:: DOCUMENT EXTRACT ::

Fulton-DeKalb Hospital Authority Gift Will Lighten Load for 20 Future MSM Doctors
Staff Report From Metro Atlanta CEO
Friday, March 30th, 2018
Twenty future doctors from Morehouse School of Medicine will graduate with a smaller student debt load, thanks to a $400,000 gift from the Fulton-DeKalb Hospital Authority.
MSM President and Dean Valerie Montgomery Rice, M.D., announced the gift during her annual "State of the School" address, flanked by MSM alumnus and FDHA board member Dr. Sultan Simms, vice president and market medical director of behavioral health at WellCare Health Plans.
"Our partnership with the Fulton-DeKalb Hospital Authority allows us to serve the most vulnerable populations in our community. The FDHA also oversees Grady Health System, one of our primary clinical partners," Montgomery Rice said. "These funds will help us increase diversity among doctors and help develop primary care physicians committed to working in underserved urban and rural areas."
The Fulton-DeKalb Hospital Authority Scholars Fund will provide each of the 20 M.D. students with $5,000 in annual scholarships from 2018 to 2021. Applicants must have graduated from a Fulton or DeKalb County high school and agree to perform community service at the MSM student-run HEAL (Health Equity for All Lives) Clinic. Recipients will be selected based on financial need.

:::
:: LISTED ENTRIES ::

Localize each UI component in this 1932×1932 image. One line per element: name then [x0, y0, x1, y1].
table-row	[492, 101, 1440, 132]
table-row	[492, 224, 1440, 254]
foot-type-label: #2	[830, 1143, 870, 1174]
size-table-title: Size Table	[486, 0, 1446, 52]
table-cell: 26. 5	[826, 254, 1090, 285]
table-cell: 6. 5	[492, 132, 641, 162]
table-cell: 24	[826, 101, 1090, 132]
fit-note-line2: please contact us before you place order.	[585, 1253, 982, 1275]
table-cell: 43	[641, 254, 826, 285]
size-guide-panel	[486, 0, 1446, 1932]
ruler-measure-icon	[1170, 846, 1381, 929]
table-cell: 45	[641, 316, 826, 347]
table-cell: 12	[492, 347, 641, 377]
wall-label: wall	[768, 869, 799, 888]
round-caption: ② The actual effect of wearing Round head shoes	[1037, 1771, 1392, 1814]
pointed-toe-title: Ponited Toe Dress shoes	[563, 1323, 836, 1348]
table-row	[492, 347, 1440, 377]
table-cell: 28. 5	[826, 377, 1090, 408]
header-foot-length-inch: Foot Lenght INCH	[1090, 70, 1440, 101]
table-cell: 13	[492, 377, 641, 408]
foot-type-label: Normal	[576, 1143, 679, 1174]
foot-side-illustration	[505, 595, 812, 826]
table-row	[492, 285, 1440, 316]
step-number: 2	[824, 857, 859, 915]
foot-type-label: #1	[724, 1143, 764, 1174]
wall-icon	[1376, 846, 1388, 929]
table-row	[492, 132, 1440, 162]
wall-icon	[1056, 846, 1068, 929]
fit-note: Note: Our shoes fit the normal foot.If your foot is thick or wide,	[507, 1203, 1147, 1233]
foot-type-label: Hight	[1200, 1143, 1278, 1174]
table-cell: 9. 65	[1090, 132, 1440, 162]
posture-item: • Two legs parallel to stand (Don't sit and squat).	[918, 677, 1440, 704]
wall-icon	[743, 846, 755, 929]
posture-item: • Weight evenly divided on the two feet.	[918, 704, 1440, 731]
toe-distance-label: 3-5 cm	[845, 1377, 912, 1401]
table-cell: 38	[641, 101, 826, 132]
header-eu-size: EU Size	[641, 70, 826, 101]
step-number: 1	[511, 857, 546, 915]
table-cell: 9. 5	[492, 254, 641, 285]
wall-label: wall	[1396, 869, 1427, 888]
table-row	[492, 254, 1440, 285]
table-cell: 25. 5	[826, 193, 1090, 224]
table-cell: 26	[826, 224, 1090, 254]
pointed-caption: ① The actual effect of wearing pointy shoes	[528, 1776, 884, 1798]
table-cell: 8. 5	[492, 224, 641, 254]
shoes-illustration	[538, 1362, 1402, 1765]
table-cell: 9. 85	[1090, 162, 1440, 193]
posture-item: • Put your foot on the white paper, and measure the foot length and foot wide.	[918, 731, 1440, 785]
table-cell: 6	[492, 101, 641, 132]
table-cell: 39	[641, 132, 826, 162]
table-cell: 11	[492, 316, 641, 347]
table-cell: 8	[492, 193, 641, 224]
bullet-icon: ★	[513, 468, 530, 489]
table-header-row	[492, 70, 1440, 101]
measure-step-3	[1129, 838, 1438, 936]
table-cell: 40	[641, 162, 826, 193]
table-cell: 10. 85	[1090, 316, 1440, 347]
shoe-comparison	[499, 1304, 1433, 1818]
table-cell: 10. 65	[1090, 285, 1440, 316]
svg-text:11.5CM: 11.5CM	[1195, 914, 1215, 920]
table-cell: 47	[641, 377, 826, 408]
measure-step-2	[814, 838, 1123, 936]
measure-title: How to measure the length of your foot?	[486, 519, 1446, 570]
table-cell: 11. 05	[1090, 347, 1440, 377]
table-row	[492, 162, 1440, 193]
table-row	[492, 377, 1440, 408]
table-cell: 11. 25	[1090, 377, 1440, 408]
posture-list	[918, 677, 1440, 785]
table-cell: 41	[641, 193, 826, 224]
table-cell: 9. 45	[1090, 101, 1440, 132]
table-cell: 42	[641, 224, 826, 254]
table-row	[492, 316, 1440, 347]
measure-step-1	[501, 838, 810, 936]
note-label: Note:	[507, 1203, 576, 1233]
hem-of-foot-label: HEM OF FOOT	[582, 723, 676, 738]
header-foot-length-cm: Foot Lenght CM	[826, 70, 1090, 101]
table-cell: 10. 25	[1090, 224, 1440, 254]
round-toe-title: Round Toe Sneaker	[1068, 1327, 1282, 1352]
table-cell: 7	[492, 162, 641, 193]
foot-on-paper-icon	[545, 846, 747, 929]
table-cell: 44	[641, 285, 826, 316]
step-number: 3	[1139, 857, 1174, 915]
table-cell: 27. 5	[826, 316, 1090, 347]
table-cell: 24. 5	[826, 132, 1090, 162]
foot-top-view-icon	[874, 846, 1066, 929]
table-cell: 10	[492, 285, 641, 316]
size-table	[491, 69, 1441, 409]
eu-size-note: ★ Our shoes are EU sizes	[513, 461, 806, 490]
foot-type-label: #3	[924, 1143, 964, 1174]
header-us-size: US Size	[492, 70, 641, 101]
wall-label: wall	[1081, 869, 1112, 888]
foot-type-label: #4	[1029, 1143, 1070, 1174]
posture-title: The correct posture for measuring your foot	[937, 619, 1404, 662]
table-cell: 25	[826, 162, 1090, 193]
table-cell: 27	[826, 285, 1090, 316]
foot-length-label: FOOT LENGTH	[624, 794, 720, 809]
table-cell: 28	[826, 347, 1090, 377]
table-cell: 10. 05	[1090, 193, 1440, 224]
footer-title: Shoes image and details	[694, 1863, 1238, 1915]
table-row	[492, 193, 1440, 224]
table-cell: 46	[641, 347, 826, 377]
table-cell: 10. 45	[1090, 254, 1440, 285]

:::

## WHAT TO DO
**A.** In the body of the news article about the Morehouse School of Medicine scholarship gift (not its byline), which organizations are named? List each one once.
**B.** Carry the news article about the Morehouse School of Medicine scholarship gift forward from its last sentence.
The material can be set aside; nothing here depends on it.

## EXERCISE ANSWERS
**A.**
- Morehouse School of Medicine (MSM)
- Fulton-DeKalb Hospital Authority (FDHA)
- WellCare Health Plans
- Grady Health System
- HEAL (Health Equity for All Lives) Clinic

**B.**
"At the FDHA, our mission is to decrease health disparities, and one way to do that is by educating more physicians. We know that Georgia only has 60 percent of the primary care physicians that we need, between retirements and the increasing cost to become a doctor," explained CEO Lisa Flagg. "The FDHA felt that a scholarship to assist medical students was one small way to increase the number of physicians serving our community."
MSM will name five of the scholarships in honor of the late Fulton County Commissioner Joan Garner, a longtime community activist and organizer, who passed away April 18, 2017.